**Task description**
Reproduce verbatim the stretch of the listing from the line containing "heavy room door stubs: [326, 211, 336, 213]" through the line containing "grid bubble bottom 3: [242, 396, 244, 431]", both included.

**Material for the task**
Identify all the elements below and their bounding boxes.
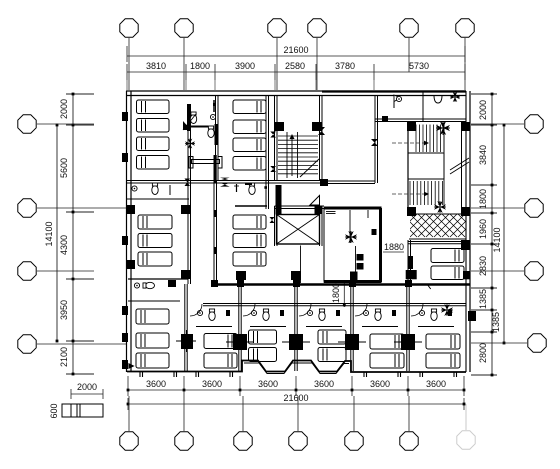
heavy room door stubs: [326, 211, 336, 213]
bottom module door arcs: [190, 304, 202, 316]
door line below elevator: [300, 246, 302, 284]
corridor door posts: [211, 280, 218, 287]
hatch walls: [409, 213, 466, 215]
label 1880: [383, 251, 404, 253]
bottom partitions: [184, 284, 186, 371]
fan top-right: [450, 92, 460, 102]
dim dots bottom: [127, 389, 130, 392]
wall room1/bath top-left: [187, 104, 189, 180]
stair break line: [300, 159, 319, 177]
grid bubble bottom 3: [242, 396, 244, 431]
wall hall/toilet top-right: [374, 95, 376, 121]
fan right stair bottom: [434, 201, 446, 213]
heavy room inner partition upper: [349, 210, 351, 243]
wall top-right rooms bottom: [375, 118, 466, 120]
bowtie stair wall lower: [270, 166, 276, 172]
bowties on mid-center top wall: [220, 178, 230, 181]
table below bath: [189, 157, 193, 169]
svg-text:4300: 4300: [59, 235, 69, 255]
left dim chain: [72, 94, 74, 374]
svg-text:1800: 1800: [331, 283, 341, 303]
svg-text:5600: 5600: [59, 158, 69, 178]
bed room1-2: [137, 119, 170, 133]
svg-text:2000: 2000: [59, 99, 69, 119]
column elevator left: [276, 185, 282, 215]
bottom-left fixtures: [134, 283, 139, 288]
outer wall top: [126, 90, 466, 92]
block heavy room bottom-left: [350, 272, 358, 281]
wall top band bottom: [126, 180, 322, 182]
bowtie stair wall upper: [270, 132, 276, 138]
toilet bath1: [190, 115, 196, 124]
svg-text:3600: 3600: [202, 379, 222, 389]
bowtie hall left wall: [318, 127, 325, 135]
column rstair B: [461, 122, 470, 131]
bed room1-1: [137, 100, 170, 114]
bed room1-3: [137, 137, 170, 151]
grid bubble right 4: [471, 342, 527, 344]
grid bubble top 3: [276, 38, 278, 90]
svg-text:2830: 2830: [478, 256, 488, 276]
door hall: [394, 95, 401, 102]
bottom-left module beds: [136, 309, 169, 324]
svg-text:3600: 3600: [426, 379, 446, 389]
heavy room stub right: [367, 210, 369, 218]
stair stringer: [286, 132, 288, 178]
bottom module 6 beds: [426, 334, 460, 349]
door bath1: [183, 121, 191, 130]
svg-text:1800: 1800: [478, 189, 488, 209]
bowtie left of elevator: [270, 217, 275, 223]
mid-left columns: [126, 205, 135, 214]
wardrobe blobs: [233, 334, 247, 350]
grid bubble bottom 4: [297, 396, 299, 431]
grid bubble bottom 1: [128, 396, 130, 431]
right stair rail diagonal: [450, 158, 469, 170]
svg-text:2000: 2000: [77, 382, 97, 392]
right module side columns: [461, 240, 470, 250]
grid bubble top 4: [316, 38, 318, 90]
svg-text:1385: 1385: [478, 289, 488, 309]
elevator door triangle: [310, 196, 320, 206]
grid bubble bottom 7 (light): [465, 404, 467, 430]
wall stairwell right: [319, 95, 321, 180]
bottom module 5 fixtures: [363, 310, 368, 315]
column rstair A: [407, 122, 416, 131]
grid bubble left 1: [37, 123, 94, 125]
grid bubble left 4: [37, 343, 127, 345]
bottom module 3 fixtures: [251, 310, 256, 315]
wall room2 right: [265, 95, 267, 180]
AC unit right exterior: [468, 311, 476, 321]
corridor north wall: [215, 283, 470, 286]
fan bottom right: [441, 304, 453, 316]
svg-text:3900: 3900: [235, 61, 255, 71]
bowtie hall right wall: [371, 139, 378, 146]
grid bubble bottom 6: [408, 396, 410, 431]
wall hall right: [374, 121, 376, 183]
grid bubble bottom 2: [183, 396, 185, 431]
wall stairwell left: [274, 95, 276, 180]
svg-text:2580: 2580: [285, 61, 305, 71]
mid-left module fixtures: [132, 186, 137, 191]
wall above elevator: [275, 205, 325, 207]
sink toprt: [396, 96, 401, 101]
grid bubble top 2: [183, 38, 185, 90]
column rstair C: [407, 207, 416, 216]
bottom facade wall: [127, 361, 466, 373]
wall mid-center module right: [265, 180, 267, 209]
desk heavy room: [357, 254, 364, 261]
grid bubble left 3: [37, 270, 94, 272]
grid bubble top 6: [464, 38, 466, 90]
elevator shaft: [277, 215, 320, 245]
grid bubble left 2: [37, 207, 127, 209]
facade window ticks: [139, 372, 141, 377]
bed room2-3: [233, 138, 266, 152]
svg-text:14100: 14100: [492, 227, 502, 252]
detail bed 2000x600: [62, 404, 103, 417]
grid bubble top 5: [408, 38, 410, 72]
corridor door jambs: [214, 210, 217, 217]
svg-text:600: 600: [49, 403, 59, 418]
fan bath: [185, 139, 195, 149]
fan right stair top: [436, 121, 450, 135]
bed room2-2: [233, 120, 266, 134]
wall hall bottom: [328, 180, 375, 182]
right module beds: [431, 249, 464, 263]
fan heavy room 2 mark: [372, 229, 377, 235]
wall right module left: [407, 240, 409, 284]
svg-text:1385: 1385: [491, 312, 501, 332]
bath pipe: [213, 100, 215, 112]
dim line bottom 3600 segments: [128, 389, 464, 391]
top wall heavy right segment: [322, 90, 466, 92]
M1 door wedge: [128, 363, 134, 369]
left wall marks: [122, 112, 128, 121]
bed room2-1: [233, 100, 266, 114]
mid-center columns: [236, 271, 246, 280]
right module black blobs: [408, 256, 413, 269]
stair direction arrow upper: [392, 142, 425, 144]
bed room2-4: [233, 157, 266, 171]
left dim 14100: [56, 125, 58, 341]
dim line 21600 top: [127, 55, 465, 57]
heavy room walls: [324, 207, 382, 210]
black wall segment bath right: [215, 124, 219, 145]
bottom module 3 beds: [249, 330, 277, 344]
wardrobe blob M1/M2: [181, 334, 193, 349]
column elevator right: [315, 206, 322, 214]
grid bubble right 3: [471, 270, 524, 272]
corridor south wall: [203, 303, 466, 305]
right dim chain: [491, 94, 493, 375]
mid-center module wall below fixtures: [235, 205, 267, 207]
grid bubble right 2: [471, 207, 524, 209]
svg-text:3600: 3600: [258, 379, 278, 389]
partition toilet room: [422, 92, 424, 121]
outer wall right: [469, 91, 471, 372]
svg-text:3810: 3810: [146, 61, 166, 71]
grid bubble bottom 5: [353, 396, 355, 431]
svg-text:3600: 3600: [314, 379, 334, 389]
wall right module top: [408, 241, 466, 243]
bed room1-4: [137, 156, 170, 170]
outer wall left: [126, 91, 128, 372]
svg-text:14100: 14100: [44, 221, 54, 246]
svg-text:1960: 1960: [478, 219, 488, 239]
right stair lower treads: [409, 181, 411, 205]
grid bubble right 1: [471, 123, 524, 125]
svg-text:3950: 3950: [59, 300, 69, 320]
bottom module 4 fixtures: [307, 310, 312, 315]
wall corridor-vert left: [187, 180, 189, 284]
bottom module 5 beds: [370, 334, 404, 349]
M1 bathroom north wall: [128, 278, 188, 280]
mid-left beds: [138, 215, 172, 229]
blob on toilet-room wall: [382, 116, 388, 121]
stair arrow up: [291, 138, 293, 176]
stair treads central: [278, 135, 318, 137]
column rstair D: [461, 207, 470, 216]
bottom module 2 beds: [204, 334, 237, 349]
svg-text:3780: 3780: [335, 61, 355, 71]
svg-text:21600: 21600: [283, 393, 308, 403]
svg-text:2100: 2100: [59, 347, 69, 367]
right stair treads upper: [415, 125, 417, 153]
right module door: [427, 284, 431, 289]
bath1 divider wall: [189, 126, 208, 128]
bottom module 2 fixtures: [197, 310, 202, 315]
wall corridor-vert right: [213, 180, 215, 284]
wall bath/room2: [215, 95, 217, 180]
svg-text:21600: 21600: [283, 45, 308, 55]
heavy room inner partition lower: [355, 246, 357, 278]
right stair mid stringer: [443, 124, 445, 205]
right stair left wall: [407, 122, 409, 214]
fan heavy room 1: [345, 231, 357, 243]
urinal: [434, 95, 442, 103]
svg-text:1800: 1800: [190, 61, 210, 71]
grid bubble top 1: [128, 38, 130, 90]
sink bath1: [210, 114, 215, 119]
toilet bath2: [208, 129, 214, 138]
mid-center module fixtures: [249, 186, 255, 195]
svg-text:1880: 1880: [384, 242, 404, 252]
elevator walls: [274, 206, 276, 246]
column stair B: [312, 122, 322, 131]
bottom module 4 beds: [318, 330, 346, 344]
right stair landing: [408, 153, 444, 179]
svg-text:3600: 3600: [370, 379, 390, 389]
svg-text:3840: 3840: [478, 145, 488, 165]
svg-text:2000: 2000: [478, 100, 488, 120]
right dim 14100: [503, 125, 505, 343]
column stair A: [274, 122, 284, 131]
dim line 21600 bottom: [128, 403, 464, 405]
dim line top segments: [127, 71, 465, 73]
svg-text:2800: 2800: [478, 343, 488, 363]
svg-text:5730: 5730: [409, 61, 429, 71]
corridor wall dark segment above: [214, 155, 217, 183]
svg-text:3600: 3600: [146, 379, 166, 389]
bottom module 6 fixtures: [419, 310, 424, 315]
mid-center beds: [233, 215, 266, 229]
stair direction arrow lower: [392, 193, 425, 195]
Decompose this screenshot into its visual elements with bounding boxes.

**Finished answer**
heavy room door stubs: [326, 211, 336, 213]
bottom module door arcs: [190, 304, 202, 316]
door line below elevator: [300, 246, 302, 284]
corridor door posts: [211, 280, 218, 287]
hatch walls: [409, 213, 466, 215]
label 1880: [383, 251, 404, 253]
bottom partitions: [184, 284, 186, 371]
fan top-right: [450, 92, 460, 102]
dim dots bottom: [127, 389, 130, 392]
wall room1/bath top-left: [187, 104, 189, 180]
stair break line: [300, 159, 319, 177]
grid bubble bottom 3: [242, 396, 244, 431]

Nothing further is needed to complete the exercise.